Dataset listings of figures
□ □ □ □

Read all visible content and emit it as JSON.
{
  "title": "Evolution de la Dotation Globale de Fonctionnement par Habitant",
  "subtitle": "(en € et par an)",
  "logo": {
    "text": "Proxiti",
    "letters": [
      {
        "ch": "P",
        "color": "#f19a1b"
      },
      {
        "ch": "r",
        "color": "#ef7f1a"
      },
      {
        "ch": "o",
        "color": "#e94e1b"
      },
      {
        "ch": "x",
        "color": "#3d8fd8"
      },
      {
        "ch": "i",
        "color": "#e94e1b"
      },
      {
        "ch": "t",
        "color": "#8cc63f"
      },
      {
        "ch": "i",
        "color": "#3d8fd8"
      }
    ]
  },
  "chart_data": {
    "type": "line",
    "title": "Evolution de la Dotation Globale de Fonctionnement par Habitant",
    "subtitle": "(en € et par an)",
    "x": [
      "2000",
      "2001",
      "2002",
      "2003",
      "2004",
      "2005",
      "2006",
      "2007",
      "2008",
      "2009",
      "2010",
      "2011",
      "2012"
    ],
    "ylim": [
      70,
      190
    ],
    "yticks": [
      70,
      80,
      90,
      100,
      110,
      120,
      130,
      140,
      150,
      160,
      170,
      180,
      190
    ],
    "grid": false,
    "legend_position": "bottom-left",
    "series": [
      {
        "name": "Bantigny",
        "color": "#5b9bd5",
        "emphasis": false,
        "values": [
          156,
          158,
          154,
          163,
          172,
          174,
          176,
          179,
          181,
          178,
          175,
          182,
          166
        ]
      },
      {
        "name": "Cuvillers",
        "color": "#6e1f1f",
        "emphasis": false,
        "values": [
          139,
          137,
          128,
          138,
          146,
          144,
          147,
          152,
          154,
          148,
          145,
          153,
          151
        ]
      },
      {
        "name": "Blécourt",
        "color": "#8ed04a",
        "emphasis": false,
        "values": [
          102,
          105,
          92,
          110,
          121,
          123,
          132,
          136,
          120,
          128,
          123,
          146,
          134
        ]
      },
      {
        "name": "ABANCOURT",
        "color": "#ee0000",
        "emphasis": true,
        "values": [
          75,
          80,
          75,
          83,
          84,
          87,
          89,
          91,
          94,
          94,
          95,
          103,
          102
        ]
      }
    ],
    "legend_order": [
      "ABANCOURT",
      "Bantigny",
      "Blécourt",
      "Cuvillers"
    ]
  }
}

□ □ □ □

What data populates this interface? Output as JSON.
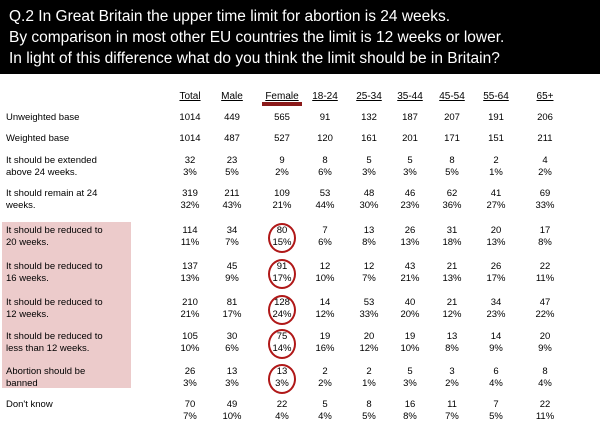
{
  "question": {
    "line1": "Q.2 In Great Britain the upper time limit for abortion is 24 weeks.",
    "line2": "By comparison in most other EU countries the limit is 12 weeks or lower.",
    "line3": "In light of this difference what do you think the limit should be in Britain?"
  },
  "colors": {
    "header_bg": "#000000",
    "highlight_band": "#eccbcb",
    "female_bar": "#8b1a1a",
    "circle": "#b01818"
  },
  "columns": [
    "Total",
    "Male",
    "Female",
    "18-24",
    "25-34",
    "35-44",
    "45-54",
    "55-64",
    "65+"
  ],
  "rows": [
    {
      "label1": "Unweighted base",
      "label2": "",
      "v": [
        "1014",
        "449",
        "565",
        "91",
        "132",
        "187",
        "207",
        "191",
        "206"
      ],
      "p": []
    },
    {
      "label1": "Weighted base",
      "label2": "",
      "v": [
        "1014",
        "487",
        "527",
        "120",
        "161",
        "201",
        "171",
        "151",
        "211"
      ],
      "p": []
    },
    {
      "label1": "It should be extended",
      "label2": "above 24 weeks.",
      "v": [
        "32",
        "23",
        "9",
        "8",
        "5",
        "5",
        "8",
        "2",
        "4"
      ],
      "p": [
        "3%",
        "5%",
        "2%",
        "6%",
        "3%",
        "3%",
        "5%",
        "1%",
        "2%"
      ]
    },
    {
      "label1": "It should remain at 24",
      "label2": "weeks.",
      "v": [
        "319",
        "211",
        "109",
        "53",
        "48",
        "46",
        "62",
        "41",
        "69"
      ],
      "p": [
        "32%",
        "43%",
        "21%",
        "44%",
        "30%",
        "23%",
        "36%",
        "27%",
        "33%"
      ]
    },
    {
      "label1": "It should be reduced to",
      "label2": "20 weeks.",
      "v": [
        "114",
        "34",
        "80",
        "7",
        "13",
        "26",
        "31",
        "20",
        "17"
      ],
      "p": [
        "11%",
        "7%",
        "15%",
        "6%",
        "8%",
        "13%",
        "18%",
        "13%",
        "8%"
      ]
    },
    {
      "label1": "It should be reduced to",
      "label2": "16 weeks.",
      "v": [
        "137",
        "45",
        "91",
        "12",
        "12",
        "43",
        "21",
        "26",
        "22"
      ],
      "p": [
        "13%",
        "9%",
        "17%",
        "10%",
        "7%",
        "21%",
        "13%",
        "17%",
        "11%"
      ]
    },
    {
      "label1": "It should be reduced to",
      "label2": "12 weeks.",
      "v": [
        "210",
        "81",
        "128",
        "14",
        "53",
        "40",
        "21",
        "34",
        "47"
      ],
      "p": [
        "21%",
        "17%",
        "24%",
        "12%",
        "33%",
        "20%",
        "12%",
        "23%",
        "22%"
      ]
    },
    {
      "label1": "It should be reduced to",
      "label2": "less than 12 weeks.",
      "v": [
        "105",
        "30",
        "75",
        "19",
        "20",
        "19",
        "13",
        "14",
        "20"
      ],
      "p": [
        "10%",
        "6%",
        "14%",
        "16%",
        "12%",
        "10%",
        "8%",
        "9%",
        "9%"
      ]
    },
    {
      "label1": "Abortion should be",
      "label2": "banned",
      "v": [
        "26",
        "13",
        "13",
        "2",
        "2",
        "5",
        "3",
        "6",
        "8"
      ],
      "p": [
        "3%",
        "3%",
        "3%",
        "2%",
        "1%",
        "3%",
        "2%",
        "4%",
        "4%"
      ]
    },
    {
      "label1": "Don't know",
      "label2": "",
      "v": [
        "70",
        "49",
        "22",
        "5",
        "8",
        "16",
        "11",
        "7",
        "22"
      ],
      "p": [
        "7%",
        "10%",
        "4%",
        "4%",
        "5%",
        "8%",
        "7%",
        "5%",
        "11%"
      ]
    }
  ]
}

□ □ □ □

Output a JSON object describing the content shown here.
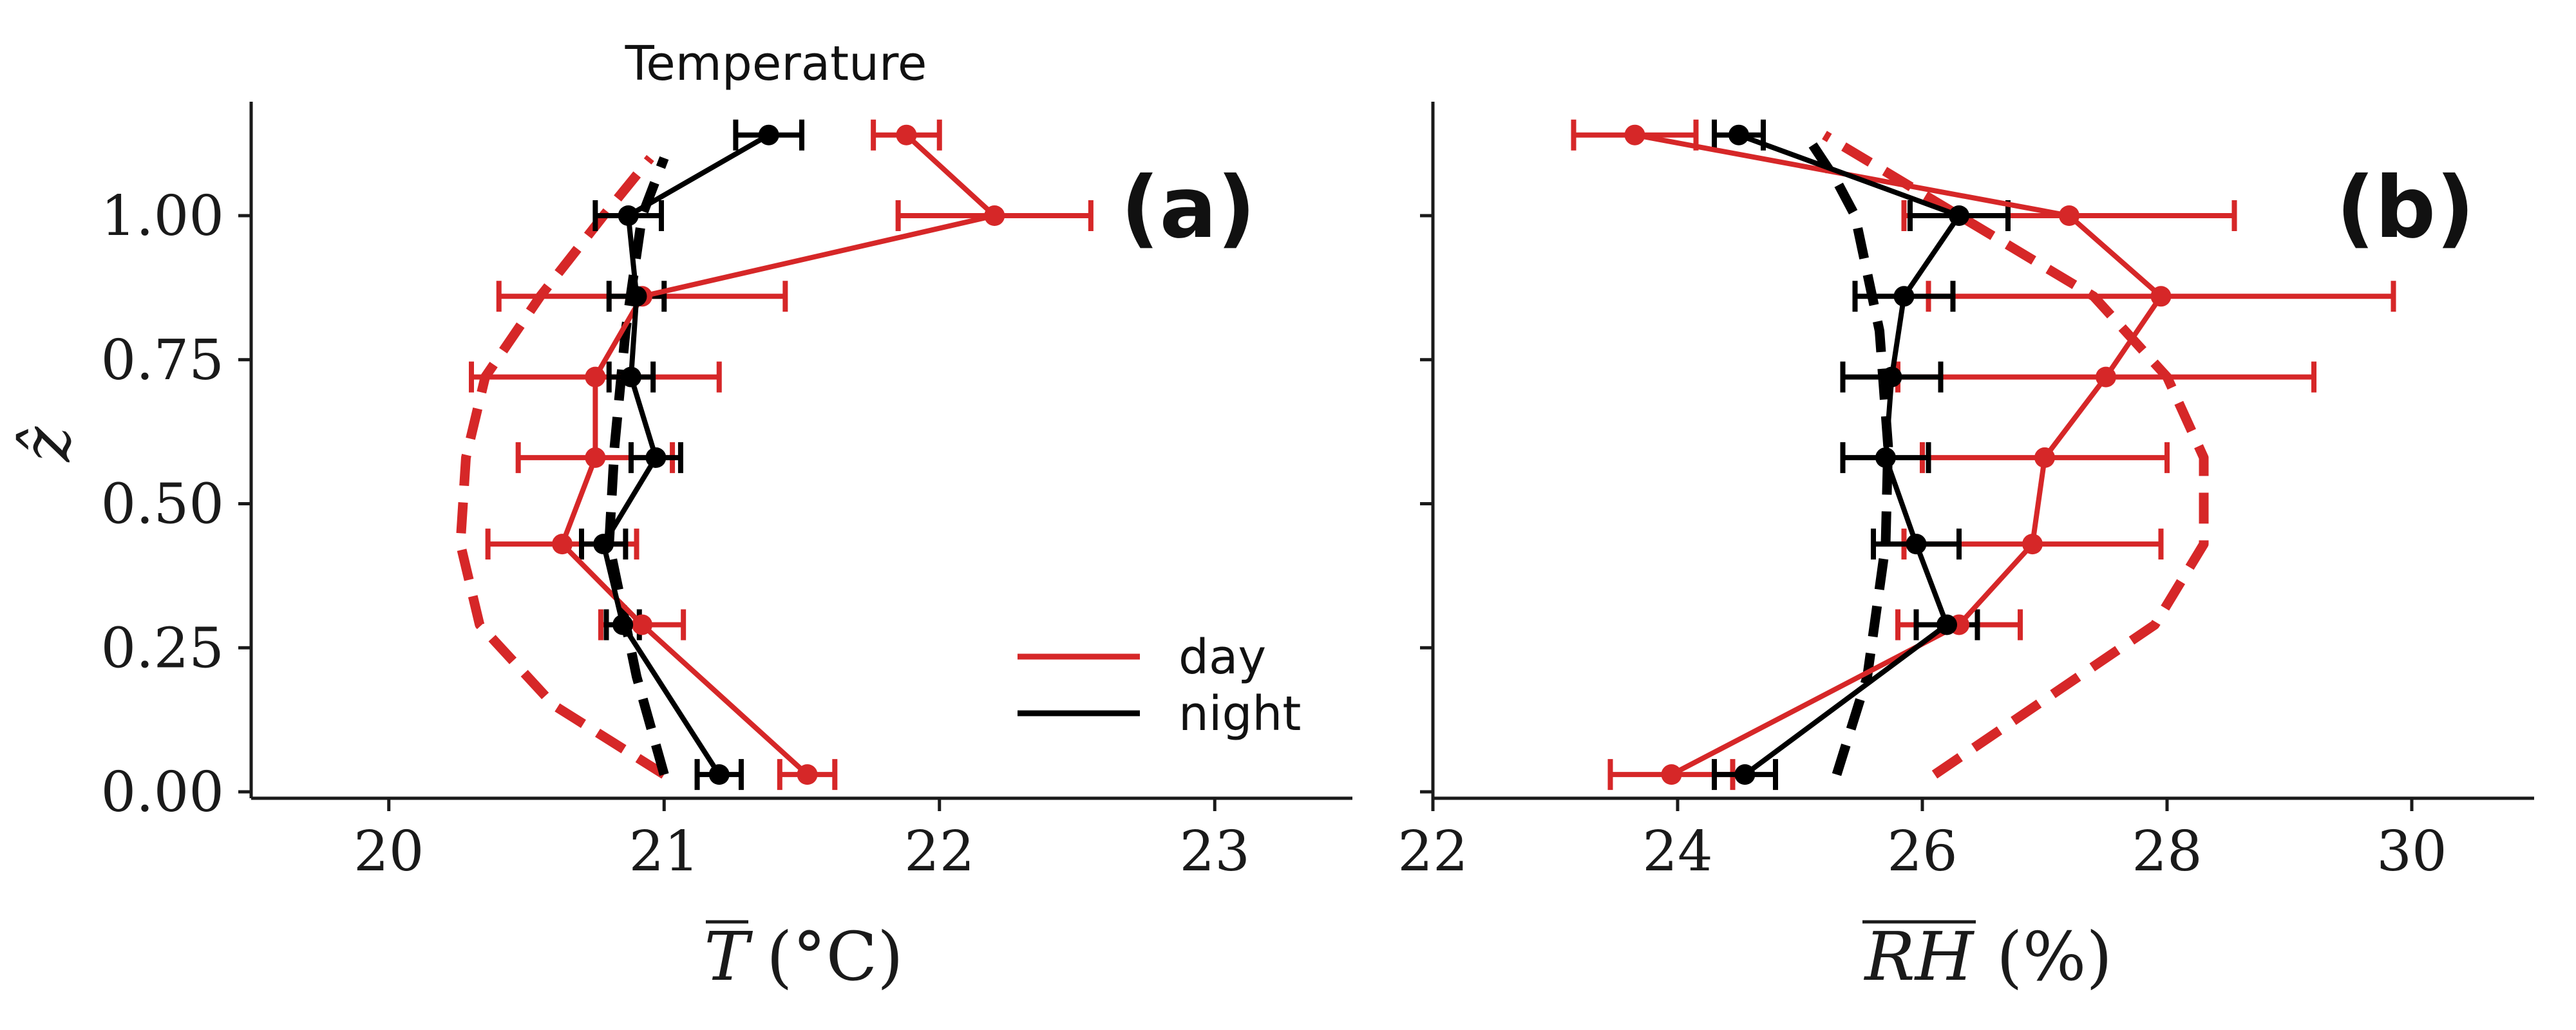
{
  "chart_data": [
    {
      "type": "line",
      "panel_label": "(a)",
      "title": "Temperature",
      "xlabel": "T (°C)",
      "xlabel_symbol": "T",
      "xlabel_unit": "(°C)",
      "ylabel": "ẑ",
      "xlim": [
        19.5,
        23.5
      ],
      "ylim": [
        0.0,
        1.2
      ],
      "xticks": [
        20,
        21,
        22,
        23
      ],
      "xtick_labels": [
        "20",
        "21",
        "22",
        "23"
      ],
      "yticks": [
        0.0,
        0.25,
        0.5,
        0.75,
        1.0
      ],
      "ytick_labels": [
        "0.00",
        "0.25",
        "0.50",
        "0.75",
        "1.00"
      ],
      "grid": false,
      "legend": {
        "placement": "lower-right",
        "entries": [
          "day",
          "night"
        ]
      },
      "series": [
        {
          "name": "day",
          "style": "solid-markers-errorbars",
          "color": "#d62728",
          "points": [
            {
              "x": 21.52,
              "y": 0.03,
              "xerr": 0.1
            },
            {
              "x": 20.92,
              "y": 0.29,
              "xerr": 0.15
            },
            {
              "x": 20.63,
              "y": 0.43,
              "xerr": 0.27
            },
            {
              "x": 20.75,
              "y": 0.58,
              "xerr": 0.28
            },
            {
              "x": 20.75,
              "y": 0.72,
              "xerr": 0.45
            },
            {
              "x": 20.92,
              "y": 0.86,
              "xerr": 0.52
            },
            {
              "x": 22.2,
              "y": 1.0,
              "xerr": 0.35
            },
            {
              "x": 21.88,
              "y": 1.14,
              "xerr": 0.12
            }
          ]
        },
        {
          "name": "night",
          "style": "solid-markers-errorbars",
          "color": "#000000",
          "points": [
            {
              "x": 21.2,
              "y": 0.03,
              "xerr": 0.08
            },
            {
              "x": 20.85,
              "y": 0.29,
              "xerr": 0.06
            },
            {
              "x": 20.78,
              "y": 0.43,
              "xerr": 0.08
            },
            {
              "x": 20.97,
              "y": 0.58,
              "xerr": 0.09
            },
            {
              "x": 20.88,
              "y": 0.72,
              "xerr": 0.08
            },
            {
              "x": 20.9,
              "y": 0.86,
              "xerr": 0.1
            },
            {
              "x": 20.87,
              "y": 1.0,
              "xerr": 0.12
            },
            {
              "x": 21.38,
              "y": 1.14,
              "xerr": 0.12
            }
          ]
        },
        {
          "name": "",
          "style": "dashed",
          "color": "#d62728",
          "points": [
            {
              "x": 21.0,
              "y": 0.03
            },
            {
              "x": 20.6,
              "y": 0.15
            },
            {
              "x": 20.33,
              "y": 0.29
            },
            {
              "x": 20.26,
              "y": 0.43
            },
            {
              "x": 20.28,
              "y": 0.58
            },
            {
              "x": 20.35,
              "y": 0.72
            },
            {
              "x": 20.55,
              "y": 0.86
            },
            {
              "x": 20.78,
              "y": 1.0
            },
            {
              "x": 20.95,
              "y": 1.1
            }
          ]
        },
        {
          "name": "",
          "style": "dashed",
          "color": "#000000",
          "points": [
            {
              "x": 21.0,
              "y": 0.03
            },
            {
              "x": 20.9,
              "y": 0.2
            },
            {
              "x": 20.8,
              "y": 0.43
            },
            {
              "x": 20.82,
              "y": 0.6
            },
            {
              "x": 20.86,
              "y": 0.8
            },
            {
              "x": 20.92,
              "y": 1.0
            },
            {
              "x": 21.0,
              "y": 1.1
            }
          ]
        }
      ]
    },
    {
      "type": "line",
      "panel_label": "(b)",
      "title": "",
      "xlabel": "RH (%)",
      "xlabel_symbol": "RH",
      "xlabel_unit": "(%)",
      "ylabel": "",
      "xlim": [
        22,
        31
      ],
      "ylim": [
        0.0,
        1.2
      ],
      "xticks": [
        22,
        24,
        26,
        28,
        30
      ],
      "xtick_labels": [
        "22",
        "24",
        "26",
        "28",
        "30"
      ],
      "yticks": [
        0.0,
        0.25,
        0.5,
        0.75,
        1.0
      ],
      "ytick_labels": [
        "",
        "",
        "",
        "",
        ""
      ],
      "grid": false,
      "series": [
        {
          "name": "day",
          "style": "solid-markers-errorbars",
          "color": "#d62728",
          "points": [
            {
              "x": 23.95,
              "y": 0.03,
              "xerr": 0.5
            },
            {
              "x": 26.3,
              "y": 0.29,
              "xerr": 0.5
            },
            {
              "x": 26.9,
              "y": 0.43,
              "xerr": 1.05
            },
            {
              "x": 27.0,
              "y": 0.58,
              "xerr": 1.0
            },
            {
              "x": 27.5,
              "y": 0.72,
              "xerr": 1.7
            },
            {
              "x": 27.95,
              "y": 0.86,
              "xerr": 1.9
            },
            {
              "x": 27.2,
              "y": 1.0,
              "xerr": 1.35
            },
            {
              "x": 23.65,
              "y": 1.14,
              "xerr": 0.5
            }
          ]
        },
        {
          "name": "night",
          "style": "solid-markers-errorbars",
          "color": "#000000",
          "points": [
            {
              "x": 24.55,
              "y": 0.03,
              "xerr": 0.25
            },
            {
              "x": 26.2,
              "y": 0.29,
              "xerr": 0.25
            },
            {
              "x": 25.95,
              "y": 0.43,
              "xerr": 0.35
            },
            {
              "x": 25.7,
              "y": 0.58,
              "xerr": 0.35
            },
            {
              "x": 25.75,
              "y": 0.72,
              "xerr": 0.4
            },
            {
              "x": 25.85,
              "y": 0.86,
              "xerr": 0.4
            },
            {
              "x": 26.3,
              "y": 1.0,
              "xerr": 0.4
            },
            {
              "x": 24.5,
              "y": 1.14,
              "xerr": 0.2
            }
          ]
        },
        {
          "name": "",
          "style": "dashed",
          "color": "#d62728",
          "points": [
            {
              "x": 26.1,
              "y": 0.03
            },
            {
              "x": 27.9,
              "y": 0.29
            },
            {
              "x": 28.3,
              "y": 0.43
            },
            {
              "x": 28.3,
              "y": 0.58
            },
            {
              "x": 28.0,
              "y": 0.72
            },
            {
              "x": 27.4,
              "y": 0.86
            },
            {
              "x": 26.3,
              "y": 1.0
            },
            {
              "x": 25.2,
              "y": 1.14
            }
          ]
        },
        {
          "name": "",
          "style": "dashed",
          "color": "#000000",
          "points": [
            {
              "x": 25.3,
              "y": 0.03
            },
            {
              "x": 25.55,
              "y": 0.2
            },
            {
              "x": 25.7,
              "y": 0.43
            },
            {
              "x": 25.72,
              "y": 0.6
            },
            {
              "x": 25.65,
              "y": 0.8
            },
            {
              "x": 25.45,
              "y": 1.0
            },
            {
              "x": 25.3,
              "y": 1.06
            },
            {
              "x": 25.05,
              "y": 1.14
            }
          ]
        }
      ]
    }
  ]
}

□ □ □ □

WHAT YOU NEED TO DO: Examine the records and report how many lines contain the string "Habitant". Only the number should be given.

SOLUTION TO THE EXERCISE: 2